— Start Source data —

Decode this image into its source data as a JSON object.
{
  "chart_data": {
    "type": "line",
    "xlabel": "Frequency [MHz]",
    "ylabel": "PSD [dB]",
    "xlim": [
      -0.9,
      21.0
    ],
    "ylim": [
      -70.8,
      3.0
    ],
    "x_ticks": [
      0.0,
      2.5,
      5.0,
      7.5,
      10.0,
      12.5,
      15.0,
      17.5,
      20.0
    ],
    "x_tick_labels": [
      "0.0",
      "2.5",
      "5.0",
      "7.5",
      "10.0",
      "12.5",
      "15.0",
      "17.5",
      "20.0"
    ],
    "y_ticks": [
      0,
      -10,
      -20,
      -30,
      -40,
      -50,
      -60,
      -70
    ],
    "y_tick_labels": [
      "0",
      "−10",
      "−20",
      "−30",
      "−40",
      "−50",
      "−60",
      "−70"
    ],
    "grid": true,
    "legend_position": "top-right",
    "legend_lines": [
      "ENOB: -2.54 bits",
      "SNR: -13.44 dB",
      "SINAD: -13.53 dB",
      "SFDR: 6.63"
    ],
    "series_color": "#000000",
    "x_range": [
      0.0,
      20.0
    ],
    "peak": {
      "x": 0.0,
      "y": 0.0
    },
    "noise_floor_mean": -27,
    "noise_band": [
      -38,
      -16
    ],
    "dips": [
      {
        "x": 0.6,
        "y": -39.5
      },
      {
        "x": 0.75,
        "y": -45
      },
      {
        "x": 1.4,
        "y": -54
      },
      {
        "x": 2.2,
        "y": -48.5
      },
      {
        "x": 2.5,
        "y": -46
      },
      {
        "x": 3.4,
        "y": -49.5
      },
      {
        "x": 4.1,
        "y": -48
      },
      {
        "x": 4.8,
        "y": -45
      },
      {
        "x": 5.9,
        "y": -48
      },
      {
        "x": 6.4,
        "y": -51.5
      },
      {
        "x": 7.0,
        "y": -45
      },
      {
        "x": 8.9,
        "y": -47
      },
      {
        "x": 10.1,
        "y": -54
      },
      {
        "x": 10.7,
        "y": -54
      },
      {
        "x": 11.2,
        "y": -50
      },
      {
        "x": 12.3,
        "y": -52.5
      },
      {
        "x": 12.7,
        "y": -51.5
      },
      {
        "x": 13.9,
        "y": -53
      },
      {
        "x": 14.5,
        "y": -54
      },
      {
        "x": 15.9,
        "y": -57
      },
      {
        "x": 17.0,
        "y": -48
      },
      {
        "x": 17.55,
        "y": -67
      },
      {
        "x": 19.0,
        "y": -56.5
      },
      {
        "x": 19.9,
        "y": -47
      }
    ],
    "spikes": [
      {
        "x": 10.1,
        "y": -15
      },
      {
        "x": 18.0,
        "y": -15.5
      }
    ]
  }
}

— End Source data —
— Start Source data —

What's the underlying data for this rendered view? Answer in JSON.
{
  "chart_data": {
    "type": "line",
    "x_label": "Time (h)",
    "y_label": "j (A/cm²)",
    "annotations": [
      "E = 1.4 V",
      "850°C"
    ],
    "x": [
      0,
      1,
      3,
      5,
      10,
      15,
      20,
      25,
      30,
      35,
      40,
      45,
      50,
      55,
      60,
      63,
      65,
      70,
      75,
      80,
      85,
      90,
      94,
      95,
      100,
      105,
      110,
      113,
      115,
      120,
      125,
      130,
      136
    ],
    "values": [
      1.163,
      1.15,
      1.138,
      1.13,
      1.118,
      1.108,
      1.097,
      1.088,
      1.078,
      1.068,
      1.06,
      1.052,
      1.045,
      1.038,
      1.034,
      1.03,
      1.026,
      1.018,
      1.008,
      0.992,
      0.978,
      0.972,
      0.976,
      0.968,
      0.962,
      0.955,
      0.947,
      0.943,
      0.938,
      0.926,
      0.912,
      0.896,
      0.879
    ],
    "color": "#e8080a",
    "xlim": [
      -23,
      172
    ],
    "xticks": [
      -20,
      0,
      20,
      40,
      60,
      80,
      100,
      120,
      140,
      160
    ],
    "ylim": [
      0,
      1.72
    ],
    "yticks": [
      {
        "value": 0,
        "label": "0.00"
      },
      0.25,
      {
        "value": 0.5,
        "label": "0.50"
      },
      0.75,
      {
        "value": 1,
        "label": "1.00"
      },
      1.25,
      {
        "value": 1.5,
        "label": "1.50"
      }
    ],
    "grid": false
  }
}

— End Source data —

From the data above, gather every line that includes the word "this".

Decode this image into its source data as a JSON object.
What's the underlying data for this rendered view? Answer in JSON.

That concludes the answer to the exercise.